RECORDS FOR THIS TASK
++++++

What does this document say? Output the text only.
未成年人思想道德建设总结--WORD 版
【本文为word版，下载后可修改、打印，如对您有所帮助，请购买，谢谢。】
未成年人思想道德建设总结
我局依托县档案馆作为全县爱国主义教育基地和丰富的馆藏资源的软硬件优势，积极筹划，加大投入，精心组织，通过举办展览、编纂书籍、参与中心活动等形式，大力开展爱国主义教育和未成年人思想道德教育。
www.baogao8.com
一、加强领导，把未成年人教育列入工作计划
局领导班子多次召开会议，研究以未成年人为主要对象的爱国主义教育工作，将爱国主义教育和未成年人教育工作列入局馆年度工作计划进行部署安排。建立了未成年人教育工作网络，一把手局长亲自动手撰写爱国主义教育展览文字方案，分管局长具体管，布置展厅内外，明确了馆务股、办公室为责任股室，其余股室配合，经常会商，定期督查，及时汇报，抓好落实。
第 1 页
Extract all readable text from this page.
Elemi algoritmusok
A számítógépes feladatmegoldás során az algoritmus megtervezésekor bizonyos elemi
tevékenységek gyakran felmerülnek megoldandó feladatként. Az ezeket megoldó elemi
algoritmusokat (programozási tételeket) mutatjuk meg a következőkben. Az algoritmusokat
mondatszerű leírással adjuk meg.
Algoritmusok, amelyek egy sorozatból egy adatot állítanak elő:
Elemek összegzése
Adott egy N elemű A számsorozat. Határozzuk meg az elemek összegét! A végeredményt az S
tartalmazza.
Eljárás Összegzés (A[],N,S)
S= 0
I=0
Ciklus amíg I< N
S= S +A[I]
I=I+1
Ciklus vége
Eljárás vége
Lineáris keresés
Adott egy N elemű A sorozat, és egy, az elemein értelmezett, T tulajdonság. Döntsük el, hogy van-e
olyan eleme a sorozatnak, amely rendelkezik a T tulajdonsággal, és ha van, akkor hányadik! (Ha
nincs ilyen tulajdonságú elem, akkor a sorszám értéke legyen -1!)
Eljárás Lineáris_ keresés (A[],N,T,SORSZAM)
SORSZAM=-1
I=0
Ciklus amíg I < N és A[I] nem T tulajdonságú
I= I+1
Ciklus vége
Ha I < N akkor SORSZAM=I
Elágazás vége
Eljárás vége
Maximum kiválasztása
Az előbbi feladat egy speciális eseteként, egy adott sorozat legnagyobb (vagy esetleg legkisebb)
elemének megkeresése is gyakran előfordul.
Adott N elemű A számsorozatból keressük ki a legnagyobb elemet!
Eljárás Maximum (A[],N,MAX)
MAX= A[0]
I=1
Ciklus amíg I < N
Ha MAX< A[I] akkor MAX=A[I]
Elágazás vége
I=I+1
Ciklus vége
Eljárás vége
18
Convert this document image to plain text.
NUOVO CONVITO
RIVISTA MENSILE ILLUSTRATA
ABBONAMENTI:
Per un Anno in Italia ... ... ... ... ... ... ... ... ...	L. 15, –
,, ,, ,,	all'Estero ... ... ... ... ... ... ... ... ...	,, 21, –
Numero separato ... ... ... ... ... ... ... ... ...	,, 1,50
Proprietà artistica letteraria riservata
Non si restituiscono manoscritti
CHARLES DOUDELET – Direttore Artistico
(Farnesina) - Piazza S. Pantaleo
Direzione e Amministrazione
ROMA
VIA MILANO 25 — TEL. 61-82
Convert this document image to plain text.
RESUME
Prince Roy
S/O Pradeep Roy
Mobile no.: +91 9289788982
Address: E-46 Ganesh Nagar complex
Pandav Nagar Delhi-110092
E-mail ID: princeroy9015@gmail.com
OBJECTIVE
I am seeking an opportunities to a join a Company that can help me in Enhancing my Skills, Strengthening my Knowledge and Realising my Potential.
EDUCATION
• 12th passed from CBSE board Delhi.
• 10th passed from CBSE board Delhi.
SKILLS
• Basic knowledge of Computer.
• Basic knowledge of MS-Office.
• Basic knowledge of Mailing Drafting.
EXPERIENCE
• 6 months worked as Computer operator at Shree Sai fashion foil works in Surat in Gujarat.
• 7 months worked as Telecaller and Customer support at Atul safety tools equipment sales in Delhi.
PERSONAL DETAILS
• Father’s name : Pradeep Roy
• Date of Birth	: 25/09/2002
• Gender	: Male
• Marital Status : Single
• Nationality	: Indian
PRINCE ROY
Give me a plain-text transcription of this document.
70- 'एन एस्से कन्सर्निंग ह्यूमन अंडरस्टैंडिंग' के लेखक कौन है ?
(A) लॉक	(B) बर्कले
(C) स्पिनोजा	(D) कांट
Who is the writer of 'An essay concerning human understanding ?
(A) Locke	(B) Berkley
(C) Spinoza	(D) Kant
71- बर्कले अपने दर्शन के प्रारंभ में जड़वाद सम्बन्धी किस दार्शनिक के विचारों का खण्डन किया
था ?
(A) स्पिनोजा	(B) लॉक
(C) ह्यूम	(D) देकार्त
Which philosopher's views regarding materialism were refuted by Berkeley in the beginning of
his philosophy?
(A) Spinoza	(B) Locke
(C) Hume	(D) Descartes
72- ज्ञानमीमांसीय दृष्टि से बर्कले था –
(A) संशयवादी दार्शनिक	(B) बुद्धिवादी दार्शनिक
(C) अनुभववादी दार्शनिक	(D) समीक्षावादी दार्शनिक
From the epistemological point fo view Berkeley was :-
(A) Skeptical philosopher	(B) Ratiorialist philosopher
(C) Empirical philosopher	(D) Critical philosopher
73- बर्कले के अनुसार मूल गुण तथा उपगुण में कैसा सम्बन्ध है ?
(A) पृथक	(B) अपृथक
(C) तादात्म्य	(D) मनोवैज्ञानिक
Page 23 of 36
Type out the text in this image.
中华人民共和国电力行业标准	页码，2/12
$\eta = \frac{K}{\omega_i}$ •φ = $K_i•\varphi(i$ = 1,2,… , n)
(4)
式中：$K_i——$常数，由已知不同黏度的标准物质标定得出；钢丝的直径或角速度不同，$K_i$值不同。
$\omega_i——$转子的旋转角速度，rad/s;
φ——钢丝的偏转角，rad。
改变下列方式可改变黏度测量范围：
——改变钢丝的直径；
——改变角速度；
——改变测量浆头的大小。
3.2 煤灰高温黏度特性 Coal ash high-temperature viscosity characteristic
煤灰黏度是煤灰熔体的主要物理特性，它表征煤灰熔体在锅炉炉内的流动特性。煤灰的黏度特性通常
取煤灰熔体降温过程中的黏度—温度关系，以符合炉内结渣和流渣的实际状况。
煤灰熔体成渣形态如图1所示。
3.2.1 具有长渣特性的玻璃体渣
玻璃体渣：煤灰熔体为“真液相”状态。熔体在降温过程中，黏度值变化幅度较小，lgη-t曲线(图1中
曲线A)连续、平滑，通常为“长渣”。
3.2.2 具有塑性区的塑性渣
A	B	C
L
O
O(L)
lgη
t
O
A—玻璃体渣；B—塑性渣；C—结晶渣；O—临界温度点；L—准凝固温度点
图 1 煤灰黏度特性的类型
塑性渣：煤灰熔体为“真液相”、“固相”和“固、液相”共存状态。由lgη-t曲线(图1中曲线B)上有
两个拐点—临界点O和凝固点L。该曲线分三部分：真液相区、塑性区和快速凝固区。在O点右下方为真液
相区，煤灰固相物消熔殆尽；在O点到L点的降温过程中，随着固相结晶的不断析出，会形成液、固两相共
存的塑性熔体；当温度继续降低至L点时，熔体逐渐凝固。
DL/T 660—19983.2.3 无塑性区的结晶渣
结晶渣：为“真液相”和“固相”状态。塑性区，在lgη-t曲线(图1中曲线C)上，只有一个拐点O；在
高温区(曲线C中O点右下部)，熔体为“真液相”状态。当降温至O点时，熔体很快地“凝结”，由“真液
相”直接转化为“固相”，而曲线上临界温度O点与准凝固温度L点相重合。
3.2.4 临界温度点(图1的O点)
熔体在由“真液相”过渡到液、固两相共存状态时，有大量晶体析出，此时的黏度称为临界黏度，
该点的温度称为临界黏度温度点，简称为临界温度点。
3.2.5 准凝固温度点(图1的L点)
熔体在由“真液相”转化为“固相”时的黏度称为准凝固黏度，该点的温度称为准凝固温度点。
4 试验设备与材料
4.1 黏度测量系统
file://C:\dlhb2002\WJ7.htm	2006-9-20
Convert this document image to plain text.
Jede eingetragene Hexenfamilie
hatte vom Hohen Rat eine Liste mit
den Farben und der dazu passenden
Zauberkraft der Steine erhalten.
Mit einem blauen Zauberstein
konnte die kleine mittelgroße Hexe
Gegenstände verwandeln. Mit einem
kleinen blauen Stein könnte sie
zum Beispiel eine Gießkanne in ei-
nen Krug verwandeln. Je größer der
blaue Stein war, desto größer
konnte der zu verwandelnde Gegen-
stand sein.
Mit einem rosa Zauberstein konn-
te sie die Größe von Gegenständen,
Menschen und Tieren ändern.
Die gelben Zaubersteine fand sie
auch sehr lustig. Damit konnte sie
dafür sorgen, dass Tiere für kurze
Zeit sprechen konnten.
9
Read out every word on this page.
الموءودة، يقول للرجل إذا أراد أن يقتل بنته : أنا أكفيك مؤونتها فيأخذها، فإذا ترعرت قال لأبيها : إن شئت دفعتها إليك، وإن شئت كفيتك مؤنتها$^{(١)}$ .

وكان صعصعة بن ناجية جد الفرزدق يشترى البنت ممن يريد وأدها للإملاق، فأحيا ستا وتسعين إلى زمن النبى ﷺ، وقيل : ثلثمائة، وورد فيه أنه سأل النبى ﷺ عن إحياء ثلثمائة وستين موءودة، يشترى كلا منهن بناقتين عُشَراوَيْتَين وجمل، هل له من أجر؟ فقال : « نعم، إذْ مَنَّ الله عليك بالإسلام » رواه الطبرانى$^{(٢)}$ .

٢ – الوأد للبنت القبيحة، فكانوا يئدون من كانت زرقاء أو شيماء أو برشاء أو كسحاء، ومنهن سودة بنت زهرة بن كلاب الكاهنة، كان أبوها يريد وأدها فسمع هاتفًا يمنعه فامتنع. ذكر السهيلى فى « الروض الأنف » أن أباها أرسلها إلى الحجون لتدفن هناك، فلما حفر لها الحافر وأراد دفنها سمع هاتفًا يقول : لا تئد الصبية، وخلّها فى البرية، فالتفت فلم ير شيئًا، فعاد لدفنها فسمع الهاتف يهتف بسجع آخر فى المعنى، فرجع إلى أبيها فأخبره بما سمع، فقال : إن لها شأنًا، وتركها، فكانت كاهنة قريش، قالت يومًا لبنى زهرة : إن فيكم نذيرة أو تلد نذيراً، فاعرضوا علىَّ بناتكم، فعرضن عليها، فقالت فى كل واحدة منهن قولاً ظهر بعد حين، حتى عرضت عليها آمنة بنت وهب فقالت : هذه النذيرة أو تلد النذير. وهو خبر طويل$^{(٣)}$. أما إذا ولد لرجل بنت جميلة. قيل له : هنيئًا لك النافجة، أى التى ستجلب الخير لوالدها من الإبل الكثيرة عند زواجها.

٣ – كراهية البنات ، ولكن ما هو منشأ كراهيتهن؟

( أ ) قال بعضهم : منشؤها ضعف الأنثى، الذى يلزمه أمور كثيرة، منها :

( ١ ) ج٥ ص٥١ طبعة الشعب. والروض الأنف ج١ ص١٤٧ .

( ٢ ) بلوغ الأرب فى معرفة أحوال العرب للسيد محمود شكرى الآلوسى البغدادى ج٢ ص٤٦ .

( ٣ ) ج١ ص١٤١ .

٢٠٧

++++++

EXERCISE GOAL
Where a line in the material above holds "Computer", copy that line.

FINAL RESULT
• Basic knowledge of Computer.
• 6 months worked as Computer operator at Shree Sai fashion foil works in Surat in Gujarat.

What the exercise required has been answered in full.